### Exercise brief
Return every line of the items below that contains the word "Casos".

Records showing where each element appears
--- start ---

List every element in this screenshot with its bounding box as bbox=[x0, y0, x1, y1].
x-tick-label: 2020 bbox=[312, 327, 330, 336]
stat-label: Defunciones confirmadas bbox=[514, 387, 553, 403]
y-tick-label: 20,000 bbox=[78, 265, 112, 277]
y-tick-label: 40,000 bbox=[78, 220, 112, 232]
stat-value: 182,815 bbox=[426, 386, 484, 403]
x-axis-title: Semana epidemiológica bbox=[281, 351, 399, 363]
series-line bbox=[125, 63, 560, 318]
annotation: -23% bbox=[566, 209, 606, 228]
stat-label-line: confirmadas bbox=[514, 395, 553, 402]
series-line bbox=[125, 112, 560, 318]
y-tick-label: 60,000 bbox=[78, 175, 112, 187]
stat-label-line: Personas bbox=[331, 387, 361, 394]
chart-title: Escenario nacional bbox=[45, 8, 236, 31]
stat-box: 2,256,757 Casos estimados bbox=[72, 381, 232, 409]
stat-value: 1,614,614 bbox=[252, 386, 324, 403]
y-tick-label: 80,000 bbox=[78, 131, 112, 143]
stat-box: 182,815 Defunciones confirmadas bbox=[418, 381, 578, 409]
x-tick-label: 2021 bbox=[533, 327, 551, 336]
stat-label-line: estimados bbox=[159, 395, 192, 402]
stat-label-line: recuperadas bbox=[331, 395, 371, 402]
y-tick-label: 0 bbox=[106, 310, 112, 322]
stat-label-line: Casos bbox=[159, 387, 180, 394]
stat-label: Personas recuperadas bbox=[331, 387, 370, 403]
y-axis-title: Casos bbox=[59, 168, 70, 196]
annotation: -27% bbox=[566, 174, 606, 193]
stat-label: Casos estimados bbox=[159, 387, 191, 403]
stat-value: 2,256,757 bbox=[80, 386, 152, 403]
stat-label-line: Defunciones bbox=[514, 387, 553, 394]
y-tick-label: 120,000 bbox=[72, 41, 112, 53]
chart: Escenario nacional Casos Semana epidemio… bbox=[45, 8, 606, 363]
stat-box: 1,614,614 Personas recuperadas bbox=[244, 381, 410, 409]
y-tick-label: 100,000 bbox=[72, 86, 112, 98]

--- end ---

### The output
stat-box: 2,256,757 Casos estimados bbox=[72, 381, 232, 409]
stat-label-line: Casos bbox=[159, 387, 180, 394]
y-axis-title: Casos bbox=[59, 168, 70, 196]
stat-label: Casos estimados bbox=[159, 387, 191, 403]
chart: Escenario nacional Casos Semana epidemio… bbox=[45, 8, 606, 363]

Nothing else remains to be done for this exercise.